- _EXERCISE BRIEF_: Omit the images, then print each record below exactly as it reads.
━━━━
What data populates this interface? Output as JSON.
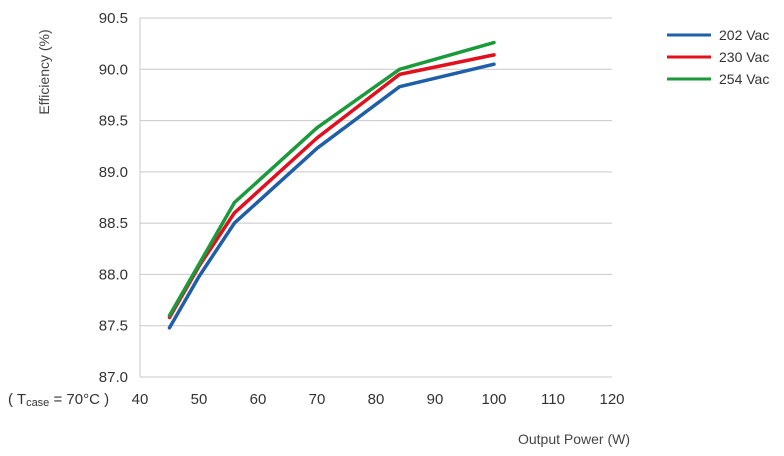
{
  "chart_data": {
    "type": "line",
    "title": "",
    "xlabel": "Output Power (W)",
    "ylabel": "Efficiency (%)",
    "xlim": [
      40,
      120
    ],
    "ylim": [
      87.0,
      90.5
    ],
    "xticks": [
      40,
      50,
      60,
      70,
      80,
      90,
      100,
      110,
      120
    ],
    "yticks": [
      87.0,
      87.5,
      88.0,
      88.5,
      89.0,
      89.5,
      90.0,
      90.5
    ],
    "grid": "horizontal",
    "legend": "right",
    "annotation": {
      "prefix": "( T",
      "subscript": "case",
      "suffix": " = 70°C )"
    },
    "series": [
      {
        "name": "202 Vac",
        "color": "#1f5fa8",
        "x": [
          45,
          50,
          56,
          70,
          84,
          100
        ],
        "y": [
          87.48,
          87.98,
          88.5,
          89.23,
          89.83,
          90.05
        ]
      },
      {
        "name": "230 Vac",
        "color": "#e0101e",
        "x": [
          45,
          50,
          56,
          70,
          84,
          100
        ],
        "y": [
          87.58,
          88.08,
          88.6,
          89.33,
          89.95,
          90.14
        ]
      },
      {
        "name": "254 Vac",
        "color": "#1a9a3a",
        "x": [
          45,
          50,
          56,
          70,
          84,
          100
        ],
        "y": [
          87.6,
          88.1,
          88.7,
          89.43,
          90.0,
          90.26
        ]
      }
    ]
  }
}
━━━━
- _RESULT OF THE EXERCISE_:
What data populates this interface? Output as JSON.
{
  "chart_data": {
    "type": "line",
    "title": "",
    "xlabel": "Output Power (W)",
    "ylabel": "Efficiency (%)",
    "xlim": [
      40,
      120
    ],
    "ylim": [
      87.0,
      90.5
    ],
    "xticks": [
      40,
      50,
      60,
      70,
      80,
      90,
      100,
      110,
      120
    ],
    "yticks": [
      87.0,
      87.5,
      88.0,
      88.5,
      89.0,
      89.5,
      90.0,
      90.5
    ],
    "grid": "horizontal",
    "legend": "right",
    "annotation": {
      "prefix": "( T",
      "subscript": "case",
      "suffix": " = 70°C )"
    },
    "series": [
      {
        "name": "202 Vac",
        "color": "#1f5fa8",
        "x": [
          45,
          50,
          56,
          70,
          84,
          100
        ],
        "y": [
          87.48,
          87.98,
          88.5,
          89.23,
          89.83,
          90.05
        ]
      },
      {
        "name": "230 Vac",
        "color": "#e0101e",
        "x": [
          45,
          50,
          56,
          70,
          84,
          100
        ],
        "y": [
          87.58,
          88.08,
          88.6,
          89.33,
          89.95,
          90.14
        ]
      },
      {
        "name": "254 Vac",
        "color": "#1a9a3a",
        "x": [
          45,
          50,
          56,
          70,
          84,
          100
        ],
        "y": [
          87.6,
          88.1,
          88.7,
          89.43,
          90.0,
          90.26
        ]
      }
    ]
  }
}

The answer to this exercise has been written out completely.